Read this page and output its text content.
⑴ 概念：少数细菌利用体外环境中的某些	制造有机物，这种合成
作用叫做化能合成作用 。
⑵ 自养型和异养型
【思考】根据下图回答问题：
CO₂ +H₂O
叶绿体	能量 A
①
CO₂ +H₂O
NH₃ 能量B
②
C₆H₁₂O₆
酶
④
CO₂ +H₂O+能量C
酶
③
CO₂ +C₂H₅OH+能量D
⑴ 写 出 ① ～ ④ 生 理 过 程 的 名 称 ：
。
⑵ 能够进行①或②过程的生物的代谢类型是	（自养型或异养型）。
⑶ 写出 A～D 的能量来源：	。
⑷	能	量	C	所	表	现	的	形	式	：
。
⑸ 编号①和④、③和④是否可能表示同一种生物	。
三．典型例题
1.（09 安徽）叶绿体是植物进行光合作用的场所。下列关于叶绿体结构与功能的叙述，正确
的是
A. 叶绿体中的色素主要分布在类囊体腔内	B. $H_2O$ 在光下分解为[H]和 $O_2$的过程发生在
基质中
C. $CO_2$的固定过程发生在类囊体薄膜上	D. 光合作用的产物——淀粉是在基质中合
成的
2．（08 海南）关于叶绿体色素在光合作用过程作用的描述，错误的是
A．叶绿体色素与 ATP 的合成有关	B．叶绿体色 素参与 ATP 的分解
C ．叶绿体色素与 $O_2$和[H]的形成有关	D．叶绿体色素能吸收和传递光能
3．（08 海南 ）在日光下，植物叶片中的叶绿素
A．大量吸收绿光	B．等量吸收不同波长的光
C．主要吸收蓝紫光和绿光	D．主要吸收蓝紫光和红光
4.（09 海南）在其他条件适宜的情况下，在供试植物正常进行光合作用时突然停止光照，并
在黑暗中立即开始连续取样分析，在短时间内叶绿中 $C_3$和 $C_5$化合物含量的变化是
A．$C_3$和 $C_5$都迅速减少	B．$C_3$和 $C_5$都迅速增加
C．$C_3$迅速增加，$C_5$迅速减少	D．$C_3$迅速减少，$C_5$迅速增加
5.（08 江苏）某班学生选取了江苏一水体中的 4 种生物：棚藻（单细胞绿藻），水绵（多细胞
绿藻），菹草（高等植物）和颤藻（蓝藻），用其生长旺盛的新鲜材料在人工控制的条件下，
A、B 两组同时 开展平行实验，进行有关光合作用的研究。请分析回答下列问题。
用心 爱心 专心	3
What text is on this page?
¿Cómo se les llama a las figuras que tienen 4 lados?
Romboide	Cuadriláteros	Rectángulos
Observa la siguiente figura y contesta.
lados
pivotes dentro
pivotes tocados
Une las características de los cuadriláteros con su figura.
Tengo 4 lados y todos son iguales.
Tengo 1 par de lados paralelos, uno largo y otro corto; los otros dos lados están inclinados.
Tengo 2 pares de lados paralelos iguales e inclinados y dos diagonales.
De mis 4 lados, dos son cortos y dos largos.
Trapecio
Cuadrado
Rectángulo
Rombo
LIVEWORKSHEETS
==================================================
• _WORK TO BE COMPLETED_
From the line that contains "What text is on this page?" to the last line of the material above, repeat every line exactly, keeping both the first and the last.

• _RESULT_
What text is on this page?
¿Cómo se les llama a las figuras que tienen 4 lados?
Romboide	Cuadriláteros	Rectángulos
Observa la siguiente figura y contesta.
lados
pivotes dentro
pivotes tocados
Une las características de los cuadriláteros con su figura.
Tengo 4 lados y todos son iguales.
Tengo 1 par de lados paralelos, uno largo y otro corto; los otros dos lados están inclinados.
Tengo 2 pares de lados paralelos iguales e inclinados y dos diagonales.
De mis 4 lados, dos son cortos y dos largos.
Trapecio
Cuadrado
Rectángulo
Rombo
LIVEWORKSHEETS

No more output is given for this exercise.